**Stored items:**
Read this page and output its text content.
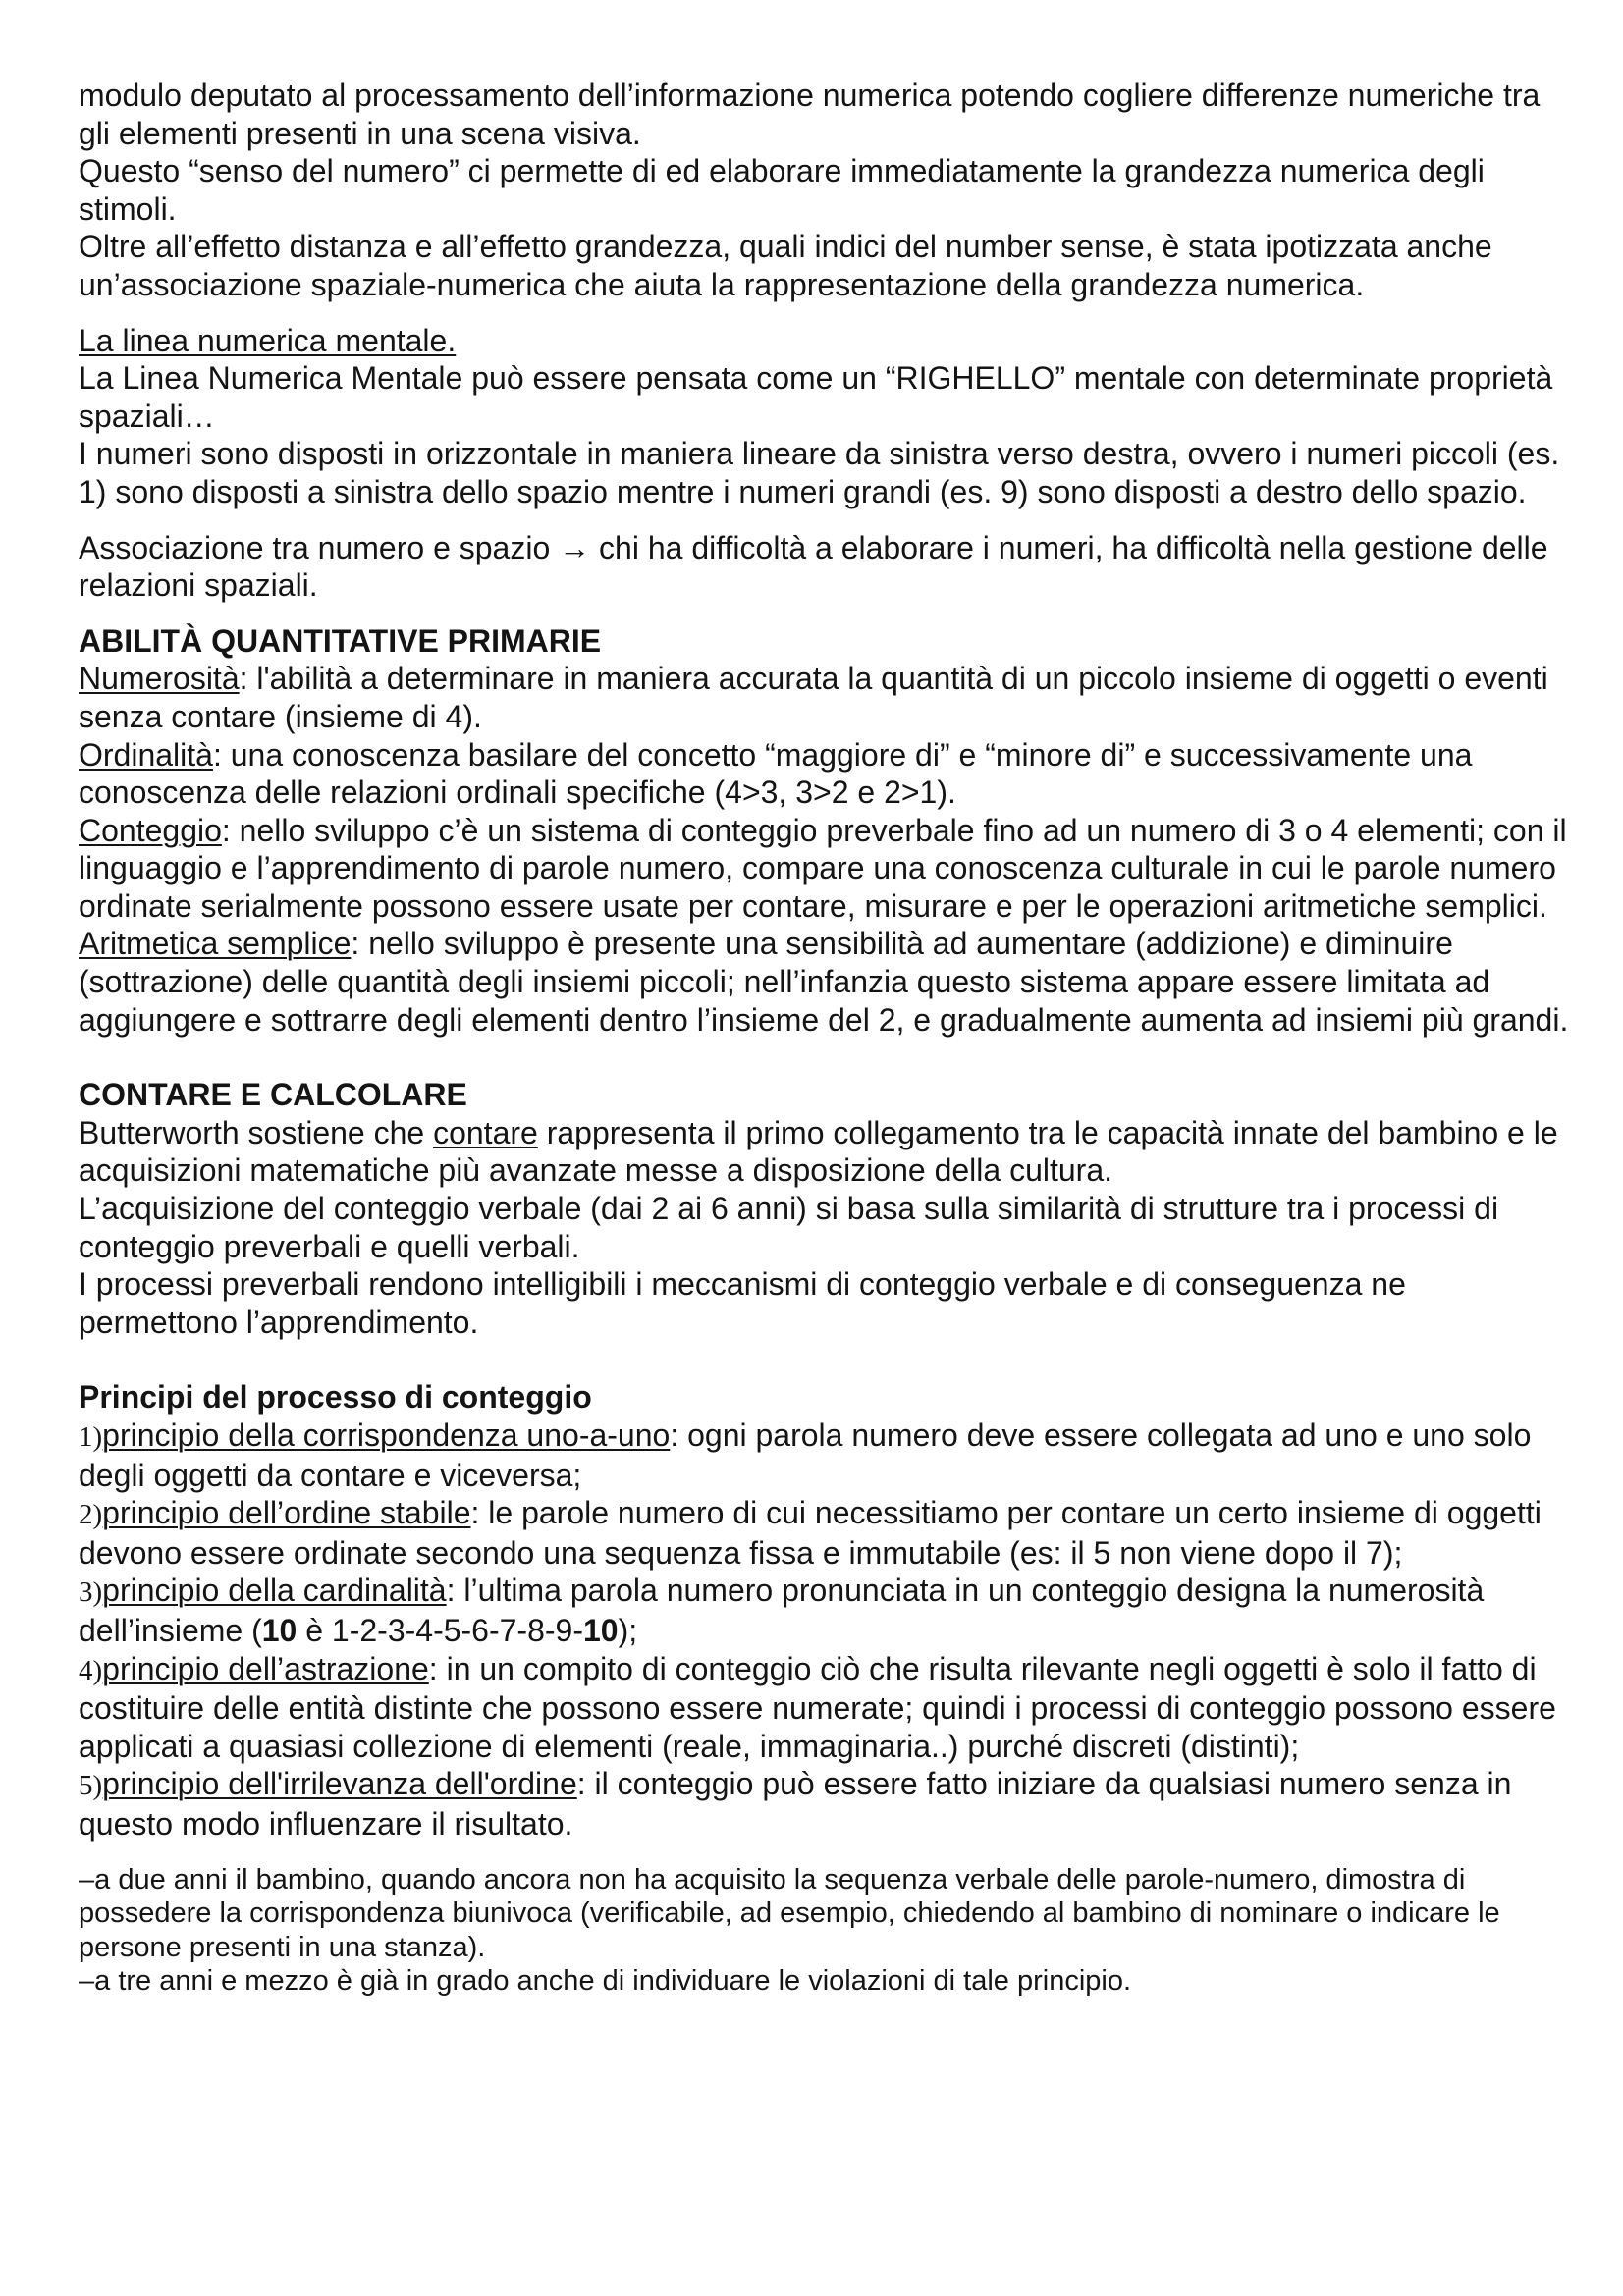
modulo deputato al processamento dell’informazione numerica potendo cogliere differenze numeriche tra gli elementi presenti in una scena visiva.

Questo “senso del numero” ci permette di ed elaborare immediatamente la grandezza numerica degli stimoli.

Oltre all’effetto distanza e all’effetto grandezza, quali indici del number sense, è stata ipotizzata anche un’associazione spaziale-numerica che aiuta la rappresentazione della grandezza numerica.

La linea numerica mentale.

La Linea Numerica Mentale può essere pensata come un “RIGHELLO” mentale con determinate proprietà spaziali…

I numeri sono disposti in orizzontale in maniera lineare da sinistra verso destra, ovvero i numeri piccoli (es. 1) sono disposti a sinistra dello spazio mentre i numeri grandi (es. 9) sono disposti a destro dello spazio.

Associazione tra numero e spazio → chi ha difficoltà a elaborare i numeri, ha difficoltà nella gestione delle relazioni spaziali.

ABILITÀ QUANTITATIVE PRIMARIE

Numerosità: l'abilità a determinare in maniera accurata la quantità di un piccolo insieme di oggetti o eventi senza contare (insieme di 4).

Ordinalità: una conoscenza basilare del concetto “maggiore di” e “minore di” e successivamente una conoscenza delle relazioni ordinali specifiche (4>3, 3>2 e 2>1).

Conteggio: nello sviluppo c’è un sistema di conteggio preverbale fino ad un numero di 3 o 4 elementi; con il linguaggio e l’apprendimento di parole numero, compare una conoscenza culturale in cui le parole numero ordinate serialmente possono essere usate per contare, misurare e per le operazioni aritmetiche semplici.

Aritmetica semplice: nello sviluppo è presente una sensibilità ad aumentare (addizione) e diminuire (sottrazione) delle quantità degli insiemi piccoli; nell’infanzia questo sistema appare essere limitata ad aggiungere e sottrarre degli elementi dentro l’insieme del 2, e gradualmente aumenta ad insiemi più grandi.

CONTARE E CALCOLARE

Butterworth sostiene che contare rappresenta il primo collegamento tra le capacità innate del bambino e le acquisizioni matematiche più avanzate messe a disposizione della cultura.

L’acquisizione del conteggio verbale (dai 2 ai 6 anni) si basa sulla similarità di strutture tra i processi di conteggio preverbali e quelli verbali.

I processi preverbali rendono intelligibili i meccanismi di conteggio verbale e di conseguenza ne permettono l’apprendimento.

Principi del processo di conteggio

1)principio della corrispondenza uno-a-uno: ogni parola numero deve essere collegata ad uno e uno solo degli oggetti da contare e viceversa;

2)principio dell’ordine stabile: le parole numero di cui necessitiamo per contare un certo insieme di oggetti devono essere ordinate secondo una sequenza fissa e immutabile (es: il 5 non viene dopo il 7);

3)principio della cardinalità: l’ultima parola numero pronunciata in un conteggio designa la numerosità dell’insieme (10 è 1-2-3-4-5-6-7-8-9-10);

4)principio dell’astrazione: in un compito di conteggio ciò che risulta rilevante negli oggetti è solo il fatto di costituire delle entità distinte che possono essere numerate; quindi i processi di conteggio possono essere applicati a quasiasi collezione di elementi (reale, immaginaria..) purché discreti (distinti);

5)principio dell'irrilevanza dell'ordine: il conteggio può essere fatto iniziare da qualsiasi numero senza in questo modo influenzare il risultato.

–a due anni il bambino, quando ancora non ha acquisito la sequenza verbale delle parole-numero, dimostra di possedere la corrispondenza biunivoca (verificabile, ad esempio, chiedendo al bambino di nominare o indicare le persone presenti in una stanza).

–a tre anni e mezzo è già in grado anche di individuare le violazioni di tale principio.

**Task instructions:**
Go through the listing above and quote it exactly, apart from its images.

**Response:**
Read this page and output its text content.
modulo deputato al processamento dell’informazione numerica potendo cogliere differenze numeriche tra gli elementi presenti in una scena visiva.

Questo “senso del numero” ci permette di ed elaborare immediatamente la grandezza numerica degli stimoli.

Oltre all’effetto distanza e all’effetto grandezza, quali indici del number sense, è stata ipotizzata anche un’associazione spaziale-numerica che aiuta la rappresentazione della grandezza numerica.

La linea numerica mentale.

La Linea Numerica Mentale può essere pensata come un “RIGHELLO” mentale con determinate proprietà spaziali…

I numeri sono disposti in orizzontale in maniera lineare da sinistra verso destra, ovvero i numeri piccoli (es. 1) sono disposti a sinistra dello spazio mentre i numeri grandi (es. 9) sono disposti a destro dello spazio.

Associazione tra numero e spazio → chi ha difficoltà a elaborare i numeri, ha difficoltà nella gestione delle relazioni spaziali.

ABILITÀ QUANTITATIVE PRIMARIE

Numerosità: l'abilità a determinare in maniera accurata la quantità di un piccolo insieme di oggetti o eventi senza contare (insieme di 4).

Ordinalità: una conoscenza basilare del concetto “maggiore di” e “minore di” e successivamente una conoscenza delle relazioni ordinali specifiche (4>3, 3>2 e 2>1).

Conteggio: nello sviluppo c’è un sistema di conteggio preverbale fino ad un numero di 3 o 4 elementi; con il linguaggio e l’apprendimento di parole numero, compare una conoscenza culturale in cui le parole numero ordinate serialmente possono essere usate per contare, misurare e per le operazioni aritmetiche semplici.

Aritmetica semplice: nello sviluppo è presente una sensibilità ad aumentare (addizione) e diminuire (sottrazione) delle quantità degli insiemi piccoli; nell’infanzia questo sistema appare essere limitata ad aggiungere e sottrarre degli elementi dentro l’insieme del 2, e gradualmente aumenta ad insiemi più grandi.

CONTARE E CALCOLARE

Butterworth sostiene che contare rappresenta il primo collegamento tra le capacità innate del bambino e le acquisizioni matematiche più avanzate messe a disposizione della cultura.

L’acquisizione del conteggio verbale (dai 2 ai 6 anni) si basa sulla similarità di strutture tra i processi di conteggio preverbali e quelli verbali.

I processi preverbali rendono intelligibili i meccanismi di conteggio verbale e di conseguenza ne permettono l’apprendimento.

Principi del processo di conteggio

1)principio della corrispondenza uno-a-uno: ogni parola numero deve essere collegata ad uno e uno solo degli oggetti da contare e viceversa;

2)principio dell’ordine stabile: le parole numero di cui necessitiamo per contare un certo insieme di oggetti devono essere ordinate secondo una sequenza fissa e immutabile (es: il 5 non viene dopo il 7);

3)principio della cardinalità: l’ultima parola numero pronunciata in un conteggio designa la numerosità dell’insieme (10 è 1-2-3-4-5-6-7-8-9-10);

4)principio dell’astrazione: in un compito di conteggio ciò che risulta rilevante negli oggetti è solo il fatto di costituire delle entità distinte che possono essere numerate; quindi i processi di conteggio possono essere applicati a quasiasi collezione di elementi (reale, immaginaria..) purché discreti (distinti);

5)principio dell'irrilevanza dell'ordine: il conteggio può essere fatto iniziare da qualsiasi numero senza in questo modo influenzare il risultato.

–a due anni il bambino, quando ancora non ha acquisito la sequenza verbale delle parole-numero, dimostra di possedere la corrispondenza biunivoca (verificabile, ad esempio, chiedendo al bambino di nominare o indicare le persone presenti in una stanza).

–a tre anni e mezzo è già in grado anche di individuare le violazioni di tale principio.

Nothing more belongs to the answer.